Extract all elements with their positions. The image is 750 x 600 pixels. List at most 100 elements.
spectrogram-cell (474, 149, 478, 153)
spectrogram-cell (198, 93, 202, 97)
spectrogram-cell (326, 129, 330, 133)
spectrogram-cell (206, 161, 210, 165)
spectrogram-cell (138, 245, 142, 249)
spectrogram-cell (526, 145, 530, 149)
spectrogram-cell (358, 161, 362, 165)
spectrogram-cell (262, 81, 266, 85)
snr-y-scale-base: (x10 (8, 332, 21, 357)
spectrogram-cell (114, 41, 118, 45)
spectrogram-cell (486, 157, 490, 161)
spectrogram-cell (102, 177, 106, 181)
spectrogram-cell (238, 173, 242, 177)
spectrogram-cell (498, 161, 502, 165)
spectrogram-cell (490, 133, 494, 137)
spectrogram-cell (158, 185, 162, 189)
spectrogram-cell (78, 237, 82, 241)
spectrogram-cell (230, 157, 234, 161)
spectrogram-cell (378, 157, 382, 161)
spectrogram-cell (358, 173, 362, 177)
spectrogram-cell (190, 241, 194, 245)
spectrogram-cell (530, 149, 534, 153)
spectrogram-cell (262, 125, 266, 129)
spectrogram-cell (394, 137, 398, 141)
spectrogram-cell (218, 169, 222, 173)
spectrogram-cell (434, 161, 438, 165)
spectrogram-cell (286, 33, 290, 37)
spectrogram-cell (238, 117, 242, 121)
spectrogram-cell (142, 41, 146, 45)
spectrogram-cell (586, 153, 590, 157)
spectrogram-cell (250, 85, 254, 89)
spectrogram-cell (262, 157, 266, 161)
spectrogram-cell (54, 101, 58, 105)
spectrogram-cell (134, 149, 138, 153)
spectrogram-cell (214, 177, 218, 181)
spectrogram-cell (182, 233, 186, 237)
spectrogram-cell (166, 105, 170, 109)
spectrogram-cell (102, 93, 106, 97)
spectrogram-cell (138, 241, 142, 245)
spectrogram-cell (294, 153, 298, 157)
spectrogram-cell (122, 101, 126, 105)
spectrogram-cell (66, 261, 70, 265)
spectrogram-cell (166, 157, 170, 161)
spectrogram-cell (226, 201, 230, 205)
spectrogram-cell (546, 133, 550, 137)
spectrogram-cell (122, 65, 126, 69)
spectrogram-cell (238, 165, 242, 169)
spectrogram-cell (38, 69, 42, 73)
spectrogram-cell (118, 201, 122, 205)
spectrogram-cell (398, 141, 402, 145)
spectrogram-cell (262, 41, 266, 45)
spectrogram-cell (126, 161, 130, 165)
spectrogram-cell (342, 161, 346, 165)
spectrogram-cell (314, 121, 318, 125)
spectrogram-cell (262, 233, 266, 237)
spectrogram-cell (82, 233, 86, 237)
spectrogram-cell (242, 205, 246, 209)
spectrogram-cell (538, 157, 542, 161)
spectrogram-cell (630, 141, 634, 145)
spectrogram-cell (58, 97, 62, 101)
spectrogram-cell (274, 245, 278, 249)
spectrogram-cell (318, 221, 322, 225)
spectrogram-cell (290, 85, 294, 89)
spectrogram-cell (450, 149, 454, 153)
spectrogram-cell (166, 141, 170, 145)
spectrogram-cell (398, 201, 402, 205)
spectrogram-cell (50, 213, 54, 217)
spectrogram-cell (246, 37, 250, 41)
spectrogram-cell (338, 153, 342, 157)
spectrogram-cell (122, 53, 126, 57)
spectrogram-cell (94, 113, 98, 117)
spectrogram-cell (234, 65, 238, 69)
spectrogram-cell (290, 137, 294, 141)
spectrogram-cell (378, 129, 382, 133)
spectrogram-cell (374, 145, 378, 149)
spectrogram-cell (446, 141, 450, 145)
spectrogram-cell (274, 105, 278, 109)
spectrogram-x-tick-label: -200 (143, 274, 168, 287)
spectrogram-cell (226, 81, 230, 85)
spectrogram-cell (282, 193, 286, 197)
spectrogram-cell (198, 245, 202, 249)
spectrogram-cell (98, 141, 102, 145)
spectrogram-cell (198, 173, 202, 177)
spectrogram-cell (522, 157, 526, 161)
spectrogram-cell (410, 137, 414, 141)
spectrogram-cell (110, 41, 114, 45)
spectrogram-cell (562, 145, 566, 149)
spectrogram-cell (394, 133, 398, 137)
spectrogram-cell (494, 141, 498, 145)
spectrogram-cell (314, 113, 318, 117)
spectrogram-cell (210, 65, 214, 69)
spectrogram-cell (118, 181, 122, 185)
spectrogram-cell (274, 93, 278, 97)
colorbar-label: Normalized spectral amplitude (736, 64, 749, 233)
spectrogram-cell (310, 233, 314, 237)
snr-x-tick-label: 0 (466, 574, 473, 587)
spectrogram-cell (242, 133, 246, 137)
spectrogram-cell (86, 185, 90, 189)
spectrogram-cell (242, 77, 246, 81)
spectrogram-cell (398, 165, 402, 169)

[WHAT YOU HAVE TO DO]
Please rewrite the data above with "Normalized spectral amplitude" changed to "Relative spectral amplitude", keeping every other line unchanged.

[SOLUTION TO THIS EXERCISE]
Extract all elements with their positions. The image is 750 x 600 pixels. List at most 100 elements.
spectrogram-cell (474, 149, 478, 153)
spectrogram-cell (198, 93, 202, 97)
spectrogram-cell (326, 129, 330, 133)
spectrogram-cell (206, 161, 210, 165)
spectrogram-cell (138, 245, 142, 249)
spectrogram-cell (526, 145, 530, 149)
spectrogram-cell (358, 161, 362, 165)
spectrogram-cell (262, 81, 266, 85)
snr-y-scale-base: (x10 (8, 332, 21, 357)
spectrogram-cell (114, 41, 118, 45)
spectrogram-cell (486, 157, 490, 161)
spectrogram-cell (102, 177, 106, 181)
spectrogram-cell (238, 173, 242, 177)
spectrogram-cell (498, 161, 502, 165)
spectrogram-cell (490, 133, 494, 137)
spectrogram-cell (158, 185, 162, 189)
spectrogram-cell (78, 237, 82, 241)
spectrogram-cell (230, 157, 234, 161)
spectrogram-cell (378, 157, 382, 161)
spectrogram-cell (358, 173, 362, 177)
spectrogram-cell (190, 241, 194, 245)
spectrogram-cell (530, 149, 534, 153)
spectrogram-cell (262, 125, 266, 129)
spectrogram-cell (394, 137, 398, 141)
spectrogram-cell (218, 169, 222, 173)
spectrogram-cell (434, 161, 438, 165)
spectrogram-cell (286, 33, 290, 37)
spectrogram-cell (238, 117, 242, 121)
spectrogram-cell (142, 41, 146, 45)
spectrogram-cell (586, 153, 590, 157)
spectrogram-cell (250, 85, 254, 89)
spectrogram-cell (262, 157, 266, 161)
spectrogram-cell (54, 101, 58, 105)
spectrogram-cell (134, 149, 138, 153)
spectrogram-cell (214, 177, 218, 181)
spectrogram-cell (182, 233, 186, 237)
spectrogram-cell (166, 105, 170, 109)
spectrogram-cell (102, 93, 106, 97)
spectrogram-cell (138, 241, 142, 245)
spectrogram-cell (294, 153, 298, 157)
spectrogram-cell (122, 101, 126, 105)
spectrogram-cell (66, 261, 70, 265)
spectrogram-cell (166, 157, 170, 161)
spectrogram-cell (226, 201, 230, 205)
spectrogram-cell (546, 133, 550, 137)
spectrogram-cell (122, 65, 126, 69)
spectrogram-cell (238, 165, 242, 169)
spectrogram-cell (38, 69, 42, 73)
spectrogram-cell (118, 201, 122, 205)
spectrogram-cell (398, 141, 402, 145)
spectrogram-cell (262, 41, 266, 45)
spectrogram-cell (126, 161, 130, 165)
spectrogram-cell (342, 161, 346, 165)
spectrogram-cell (314, 121, 318, 125)
spectrogram-cell (262, 233, 266, 237)
spectrogram-cell (82, 233, 86, 237)
spectrogram-cell (242, 205, 246, 209)
spectrogram-cell (538, 157, 542, 161)
spectrogram-cell (630, 141, 634, 145)
spectrogram-cell (58, 97, 62, 101)
spectrogram-cell (274, 245, 278, 249)
spectrogram-cell (318, 221, 322, 225)
spectrogram-cell (290, 85, 294, 89)
spectrogram-cell (450, 149, 454, 153)
spectrogram-cell (166, 141, 170, 145)
spectrogram-cell (398, 201, 402, 205)
spectrogram-cell (50, 213, 54, 217)
spectrogram-cell (246, 37, 250, 41)
spectrogram-cell (338, 153, 342, 157)
spectrogram-cell (122, 53, 126, 57)
spectrogram-cell (94, 113, 98, 117)
spectrogram-cell (234, 65, 238, 69)
spectrogram-cell (290, 137, 294, 141)
spectrogram-cell (378, 129, 382, 133)
spectrogram-cell (374, 145, 378, 149)
spectrogram-cell (446, 141, 450, 145)
spectrogram-cell (274, 105, 278, 109)
spectrogram-x-tick-label: -200 (143, 274, 168, 287)
spectrogram-cell (226, 81, 230, 85)
spectrogram-cell (282, 193, 286, 197)
spectrogram-cell (198, 245, 202, 249)
spectrogram-cell (98, 141, 102, 145)
spectrogram-cell (198, 173, 202, 177)
spectrogram-cell (522, 157, 526, 161)
spectrogram-cell (410, 137, 414, 141)
spectrogram-cell (110, 41, 114, 45)
spectrogram-cell (562, 145, 566, 149)
spectrogram-cell (394, 133, 398, 137)
spectrogram-cell (494, 141, 498, 145)
spectrogram-cell (314, 113, 318, 117)
spectrogram-cell (210, 65, 214, 69)
spectrogram-cell (118, 181, 122, 185)
spectrogram-cell (274, 93, 278, 97)
colorbar-label: Relative spectral amplitude (736, 64, 749, 233)
spectrogram-cell (310, 233, 314, 237)
snr-x-tick-label: 0 (466, 574, 473, 587)
spectrogram-cell (242, 133, 246, 137)
spectrogram-cell (86, 185, 90, 189)
spectrogram-cell (242, 77, 246, 81)
spectrogram-cell (398, 165, 402, 169)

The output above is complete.